● Short exercise:
With the images removed, repeat the data below exactly.

>> Begin

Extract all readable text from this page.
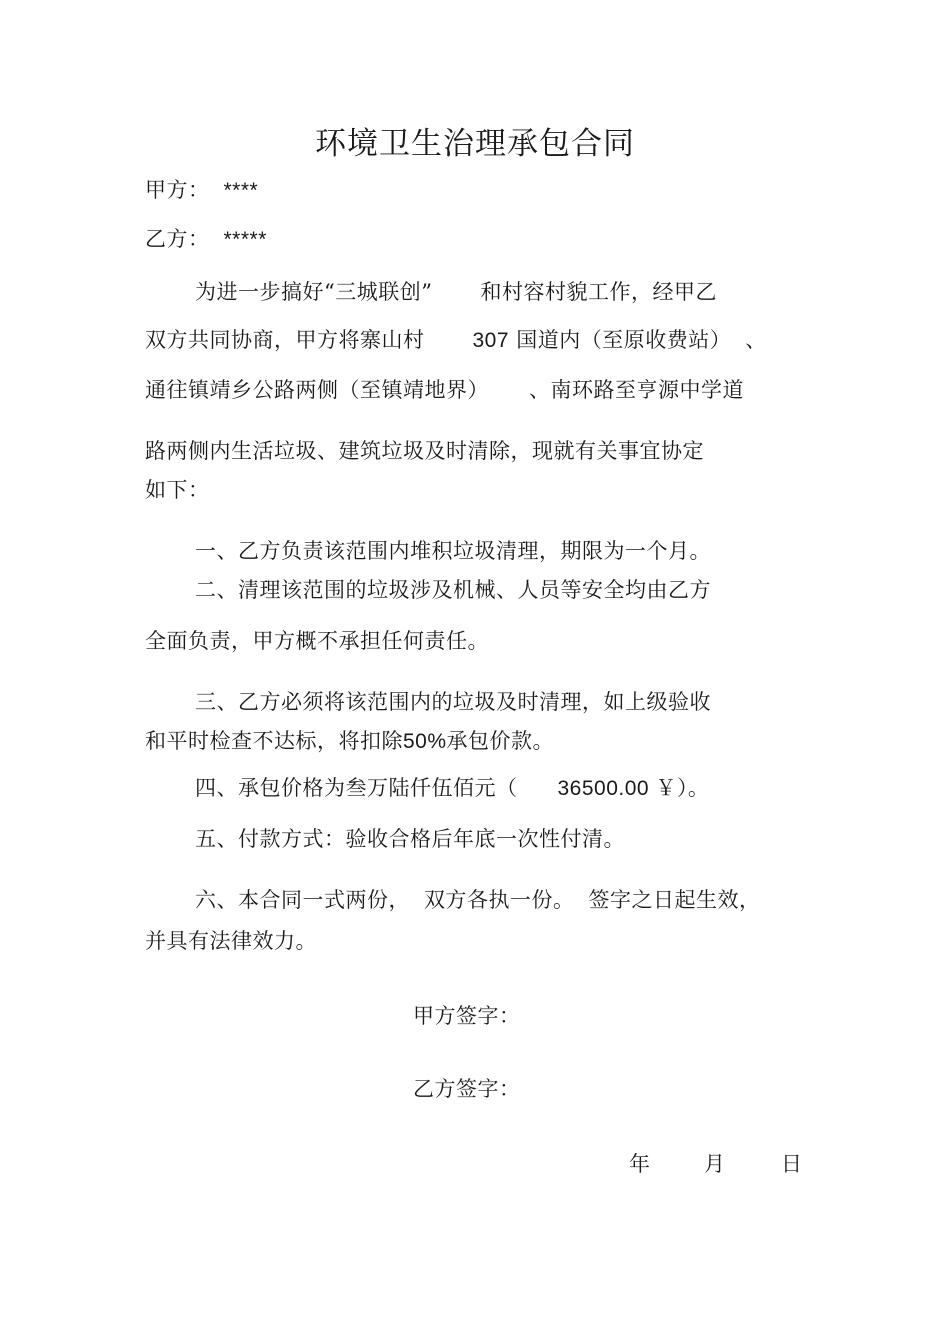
环境卫生治理承包合同
甲方： ****
乙方： *****
为进一步搞好“三城联创” 和村容村貌工作，经甲乙
双方共同协商，甲方将寨山村 307 国道内（至原收费站） 、
通往镇靖乡公路两侧（至镇靖地界） 、南环路至亨源中学道
路两侧内生活垃圾、建筑垃圾及时清除，现就有关事宜协定
如下：
一、乙方负责该范围内堆积垃圾清理，期限为一个月。
二、清理该范围的垃圾涉及机械、人员等安全均由乙方
全面负责，甲方概不承担任何责任。
三、乙方必须将该范围内的垃圾及时清理，如上级验收
和平时检查不达标，将扣除50%承包价款。
四、承包价格为叁万陆仟伍佰元（ 36500.00 ￥）。
五、付款方式：验收合格后年底一次性付清。
六、本合同一式两份， 双方各执一份。 签字之日起生效，
并具有法律效力。
甲方签字：
乙方签字：
年	月	日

>> End

● Exercise output:
Extract all readable text from this page.
环境卫生治理承包合同
甲方： ****
乙方： *****
为进一步搞好“三城联创” 和村容村貌工作，经甲乙
双方共同协商，甲方将寨山村 307 国道内（至原收费站） 、
通往镇靖乡公路两侧（至镇靖地界） 、南环路至亨源中学道
路两侧内生活垃圾、建筑垃圾及时清除，现就有关事宜协定
如下：
一、乙方负责该范围内堆积垃圾清理，期限为一个月。
二、清理该范围的垃圾涉及机械、人员等安全均由乙方
全面负责，甲方概不承担任何责任。
三、乙方必须将该范围内的垃圾及时清理，如上级验收
和平时检查不达标，将扣除50%承包价款。
四、承包价格为叁万陆仟伍佰元（ 36500.00 ￥）。
五、付款方式：验收合格后年底一次性付清。
六、本合同一式两份， 双方各执一份。 签字之日起生效，
并具有法律效力。
甲方签字：
乙方签字：
年	月	日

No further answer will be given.